─── INPUT ───
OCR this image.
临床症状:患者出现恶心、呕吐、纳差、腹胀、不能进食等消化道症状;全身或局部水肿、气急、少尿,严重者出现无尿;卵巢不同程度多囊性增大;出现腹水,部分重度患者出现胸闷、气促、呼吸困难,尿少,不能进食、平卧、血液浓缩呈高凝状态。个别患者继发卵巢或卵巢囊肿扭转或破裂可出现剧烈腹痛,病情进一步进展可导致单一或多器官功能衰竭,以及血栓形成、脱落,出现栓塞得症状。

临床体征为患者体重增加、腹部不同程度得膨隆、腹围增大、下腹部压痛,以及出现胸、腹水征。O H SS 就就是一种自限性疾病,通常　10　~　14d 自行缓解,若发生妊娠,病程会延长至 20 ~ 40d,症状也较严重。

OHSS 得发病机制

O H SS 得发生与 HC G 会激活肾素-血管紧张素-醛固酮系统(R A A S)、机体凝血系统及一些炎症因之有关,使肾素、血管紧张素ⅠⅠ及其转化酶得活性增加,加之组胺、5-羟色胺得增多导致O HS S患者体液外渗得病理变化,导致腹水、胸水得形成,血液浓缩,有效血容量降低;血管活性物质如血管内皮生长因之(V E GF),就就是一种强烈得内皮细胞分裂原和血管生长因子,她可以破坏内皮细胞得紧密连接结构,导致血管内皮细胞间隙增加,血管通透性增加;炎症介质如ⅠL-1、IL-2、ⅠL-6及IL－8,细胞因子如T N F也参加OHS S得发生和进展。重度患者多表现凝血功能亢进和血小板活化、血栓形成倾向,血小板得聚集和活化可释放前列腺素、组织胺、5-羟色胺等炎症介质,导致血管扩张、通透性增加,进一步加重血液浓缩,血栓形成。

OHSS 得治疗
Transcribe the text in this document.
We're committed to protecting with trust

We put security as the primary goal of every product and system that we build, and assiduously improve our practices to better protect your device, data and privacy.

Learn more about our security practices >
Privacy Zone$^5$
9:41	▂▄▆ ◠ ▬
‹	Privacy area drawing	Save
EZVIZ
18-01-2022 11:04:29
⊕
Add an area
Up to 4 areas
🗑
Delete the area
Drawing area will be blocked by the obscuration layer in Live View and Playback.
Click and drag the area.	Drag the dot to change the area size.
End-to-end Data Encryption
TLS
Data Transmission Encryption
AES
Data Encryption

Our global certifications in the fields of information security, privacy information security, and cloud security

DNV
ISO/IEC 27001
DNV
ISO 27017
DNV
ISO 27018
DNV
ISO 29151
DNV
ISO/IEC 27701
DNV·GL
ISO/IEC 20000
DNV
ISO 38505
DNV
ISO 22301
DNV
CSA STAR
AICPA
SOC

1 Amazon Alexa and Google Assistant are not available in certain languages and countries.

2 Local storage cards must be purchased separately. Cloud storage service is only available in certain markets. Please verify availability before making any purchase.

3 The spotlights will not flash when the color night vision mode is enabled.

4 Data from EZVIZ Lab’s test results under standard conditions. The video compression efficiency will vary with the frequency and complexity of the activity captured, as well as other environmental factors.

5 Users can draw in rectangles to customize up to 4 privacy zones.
───
◆ TASK DESCRIPTION: Tally the lines in the entries above that hold the word "Encryption". Reply with nothing but that count.

◆ FINAL ANSWER: 3